§ Task instructions
Repeat every line below exactly, word for word.

§ Record list
%%
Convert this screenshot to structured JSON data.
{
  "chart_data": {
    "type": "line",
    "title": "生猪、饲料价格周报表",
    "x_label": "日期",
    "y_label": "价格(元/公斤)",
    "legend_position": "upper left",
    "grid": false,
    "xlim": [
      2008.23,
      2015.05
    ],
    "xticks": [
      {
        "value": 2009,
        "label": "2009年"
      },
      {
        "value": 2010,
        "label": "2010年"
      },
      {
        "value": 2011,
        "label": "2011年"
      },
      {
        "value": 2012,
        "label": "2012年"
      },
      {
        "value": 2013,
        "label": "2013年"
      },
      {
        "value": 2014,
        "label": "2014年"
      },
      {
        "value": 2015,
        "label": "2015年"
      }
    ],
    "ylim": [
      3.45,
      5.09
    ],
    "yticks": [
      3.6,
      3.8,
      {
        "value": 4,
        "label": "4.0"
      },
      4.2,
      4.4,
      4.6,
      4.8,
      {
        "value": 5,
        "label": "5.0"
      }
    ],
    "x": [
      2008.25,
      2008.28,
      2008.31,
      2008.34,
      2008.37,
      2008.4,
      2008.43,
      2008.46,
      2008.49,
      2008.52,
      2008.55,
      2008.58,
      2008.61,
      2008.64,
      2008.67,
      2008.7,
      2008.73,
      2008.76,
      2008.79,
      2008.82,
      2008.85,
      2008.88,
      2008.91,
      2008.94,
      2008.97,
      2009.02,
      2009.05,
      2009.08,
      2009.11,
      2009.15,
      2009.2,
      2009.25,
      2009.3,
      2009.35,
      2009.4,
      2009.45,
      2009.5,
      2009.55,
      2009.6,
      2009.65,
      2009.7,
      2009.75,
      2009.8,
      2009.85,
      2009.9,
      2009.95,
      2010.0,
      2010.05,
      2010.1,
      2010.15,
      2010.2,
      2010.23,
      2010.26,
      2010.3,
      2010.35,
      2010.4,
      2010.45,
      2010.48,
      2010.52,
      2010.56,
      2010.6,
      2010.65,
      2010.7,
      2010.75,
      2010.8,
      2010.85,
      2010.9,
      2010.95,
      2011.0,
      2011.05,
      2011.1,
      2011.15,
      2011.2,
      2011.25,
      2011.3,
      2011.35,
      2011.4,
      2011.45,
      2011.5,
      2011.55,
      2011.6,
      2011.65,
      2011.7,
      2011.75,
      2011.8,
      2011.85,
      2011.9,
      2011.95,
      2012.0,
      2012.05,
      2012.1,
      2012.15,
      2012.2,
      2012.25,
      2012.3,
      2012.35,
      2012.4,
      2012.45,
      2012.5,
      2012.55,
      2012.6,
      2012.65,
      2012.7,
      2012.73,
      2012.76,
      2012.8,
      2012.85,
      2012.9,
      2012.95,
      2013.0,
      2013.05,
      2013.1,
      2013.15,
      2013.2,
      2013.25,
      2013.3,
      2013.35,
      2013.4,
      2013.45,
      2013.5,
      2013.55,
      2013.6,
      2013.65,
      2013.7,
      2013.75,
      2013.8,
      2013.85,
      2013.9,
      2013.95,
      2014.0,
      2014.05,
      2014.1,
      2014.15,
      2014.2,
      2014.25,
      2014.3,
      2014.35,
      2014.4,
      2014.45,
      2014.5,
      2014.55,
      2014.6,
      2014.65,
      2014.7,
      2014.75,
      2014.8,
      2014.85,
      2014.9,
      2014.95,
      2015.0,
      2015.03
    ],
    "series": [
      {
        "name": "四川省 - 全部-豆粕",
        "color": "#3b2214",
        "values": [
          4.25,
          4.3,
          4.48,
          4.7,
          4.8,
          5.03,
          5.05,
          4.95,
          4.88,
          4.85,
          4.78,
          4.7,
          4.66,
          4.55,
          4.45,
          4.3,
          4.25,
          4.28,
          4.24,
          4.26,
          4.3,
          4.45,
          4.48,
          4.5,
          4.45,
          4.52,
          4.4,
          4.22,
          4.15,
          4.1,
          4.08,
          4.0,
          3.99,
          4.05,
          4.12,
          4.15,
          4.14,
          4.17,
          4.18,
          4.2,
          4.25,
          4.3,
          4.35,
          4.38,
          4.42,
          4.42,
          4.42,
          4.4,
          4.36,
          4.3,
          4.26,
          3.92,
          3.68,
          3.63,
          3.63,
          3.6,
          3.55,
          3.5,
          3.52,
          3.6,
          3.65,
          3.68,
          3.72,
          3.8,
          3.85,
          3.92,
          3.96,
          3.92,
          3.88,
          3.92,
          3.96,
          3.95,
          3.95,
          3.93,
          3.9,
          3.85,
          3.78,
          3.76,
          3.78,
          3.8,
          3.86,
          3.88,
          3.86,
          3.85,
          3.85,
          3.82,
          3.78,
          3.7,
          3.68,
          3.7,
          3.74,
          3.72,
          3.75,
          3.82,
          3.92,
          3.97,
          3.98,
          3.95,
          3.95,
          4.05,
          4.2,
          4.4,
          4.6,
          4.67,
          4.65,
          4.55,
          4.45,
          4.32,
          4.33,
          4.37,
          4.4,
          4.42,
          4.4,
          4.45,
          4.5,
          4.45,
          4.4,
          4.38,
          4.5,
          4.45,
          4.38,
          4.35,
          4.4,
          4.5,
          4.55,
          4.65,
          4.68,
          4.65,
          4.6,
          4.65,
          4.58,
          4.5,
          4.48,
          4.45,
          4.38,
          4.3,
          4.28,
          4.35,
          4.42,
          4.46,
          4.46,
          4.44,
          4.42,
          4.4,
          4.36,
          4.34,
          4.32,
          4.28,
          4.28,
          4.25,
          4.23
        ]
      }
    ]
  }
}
%%
§ Full solution
Convert this screenshot to structured JSON data.
{
  "chart_data": {
    "type": "line",
    "title": "生猪、饲料价格周报表",
    "x_label": "日期",
    "y_label": "价格(元/公斤)",
    "legend_position": "upper left",
    "grid": false,
    "xlim": [
      2008.23,
      2015.05
    ],
    "xticks": [
      {
        "value": 2009,
        "label": "2009年"
      },
      {
        "value": 2010,
        "label": "2010年"
      },
      {
        "value": 2011,
        "label": "2011年"
      },
      {
        "value": 2012,
        "label": "2012年"
      },
      {
        "value": 2013,
        "label": "2013年"
      },
      {
        "value": 2014,
        "label": "2014年"
      },
      {
        "value": 2015,
        "label": "2015年"
      }
    ],
    "ylim": [
      3.45,
      5.09
    ],
    "yticks": [
      3.6,
      3.8,
      {
        "value": 4,
        "label": "4.0"
      },
      4.2,
      4.4,
      4.6,
      4.8,
      {
        "value": 5,
        "label": "5.0"
      }
    ],
    "x": [
      2008.25,
      2008.28,
      2008.31,
      2008.34,
      2008.37,
      2008.4,
      2008.43,
      2008.46,
      2008.49,
      2008.52,
      2008.55,
      2008.58,
      2008.61,
      2008.64,
      2008.67,
      2008.7,
      2008.73,
      2008.76,
      2008.79,
      2008.82,
      2008.85,
      2008.88,
      2008.91,
      2008.94,
      2008.97,
      2009.02,
      2009.05,
      2009.08,
      2009.11,
      2009.15,
      2009.2,
      2009.25,
      2009.3,
      2009.35,
      2009.4,
      2009.45,
      2009.5,
      2009.55,
      2009.6,
      2009.65,
      2009.7,
      2009.75,
      2009.8,
      2009.85,
      2009.9,
      2009.95,
      2010.0,
      2010.05,
      2010.1,
      2010.15,
      2010.2,
      2010.23,
      2010.26,
      2010.3,
      2010.35,
      2010.4,
      2010.45,
      2010.48,
      2010.52,
      2010.56,
      2010.6,
      2010.65,
      2010.7,
      2010.75,
      2010.8,
      2010.85,
      2010.9,
      2010.95,
      2011.0,
      2011.05,
      2011.1,
      2011.15,
      2011.2,
      2011.25,
      2011.3,
      2011.35,
      2011.4,
      2011.45,
      2011.5,
      2011.55,
      2011.6,
      2011.65,
      2011.7,
      2011.75,
      2011.8,
      2011.85,
      2011.9,
      2011.95,
      2012.0,
      2012.05,
      2012.1,
      2012.15,
      2012.2,
      2012.25,
      2012.3,
      2012.35,
      2012.4,
      2012.45,
      2012.5,
      2012.55,
      2012.6,
      2012.65,
      2012.7,
      2012.73,
      2012.76,
      2012.8,
      2012.85,
      2012.9,
      2012.95,
      2013.0,
      2013.05,
      2013.1,
      2013.15,
      2013.2,
      2013.25,
      2013.3,
      2013.35,
      2013.4,
      2013.45,
      2013.5,
      2013.55,
      2013.6,
      2013.65,
      2013.7,
      2013.75,
      2013.8,
      2013.85,
      2013.9,
      2013.95,
      2014.0,
      2014.05,
      2014.1,
      2014.15,
      2014.2,
      2014.25,
      2014.3,
      2014.35,
      2014.4,
      2014.45,
      2014.5,
      2014.55,
      2014.6,
      2014.65,
      2014.7,
      2014.75,
      2014.8,
      2014.85,
      2014.9,
      2014.95,
      2015.0,
      2015.03
    ],
    "series": [
      {
        "name": "四川省 - 全部-豆粕",
        "color": "#3b2214",
        "values": [
          4.25,
          4.3,
          4.48,
          4.7,
          4.8,
          5.03,
          5.05,
          4.95,
          4.88,
          4.85,
          4.78,
          4.7,
          4.66,
          4.55,
          4.45,
          4.3,
          4.25,
          4.28,
          4.24,
          4.26,
          4.3,
          4.45,
          4.48,
          4.5,
          4.45,
          4.52,
          4.4,
          4.22,
          4.15,
          4.1,
          4.08,
          4.0,
          3.99,
          4.05,
          4.12,
          4.15,
          4.14,
          4.17,
          4.18,
          4.2,
          4.25,
          4.3,
          4.35,
          4.38,
          4.42,
          4.42,
          4.42,
          4.4,
          4.36,
          4.3,
          4.26,
          3.92,
          3.68,
          3.63,
          3.63,
          3.6,
          3.55,
          3.5,
          3.52,
          3.6,
          3.65,
          3.68,
          3.72,
          3.8,
          3.85,
          3.92,
          3.96,
          3.92,
          3.88,
          3.92,
          3.96,
          3.95,
          3.95,
          3.93,
          3.9,
          3.85,
          3.78,
          3.76,
          3.78,
          3.8,
          3.86,
          3.88,
          3.86,
          3.85,
          3.85,
          3.82,
          3.78,
          3.7,
          3.68,
          3.7,
          3.74,
          3.72,
          3.75,
          3.82,
          3.92,
          3.97,
          3.98,
          3.95,
          3.95,
          4.05,
          4.2,
          4.4,
          4.6,
          4.67,
          4.65,
          4.55,
          4.45,
          4.32,
          4.33,
          4.37,
          4.4,
          4.42,
          4.4,
          4.45,
          4.5,
          4.45,
          4.4,
          4.38,
          4.5,
          4.45,
          4.38,
          4.35,
          4.4,
          4.5,
          4.55,
          4.65,
          4.68,
          4.65,
          4.6,
          4.65,
          4.58,
          4.5,
          4.48,
          4.45,
          4.38,
          4.3,
          4.28,
          4.35,
          4.42,
          4.46,
          4.46,
          4.44,
          4.42,
          4.4,
          4.36,
          4.34,
          4.32,
          4.28,
          4.28,
          4.25,
          4.23
        ]
      }
    ]
  }
}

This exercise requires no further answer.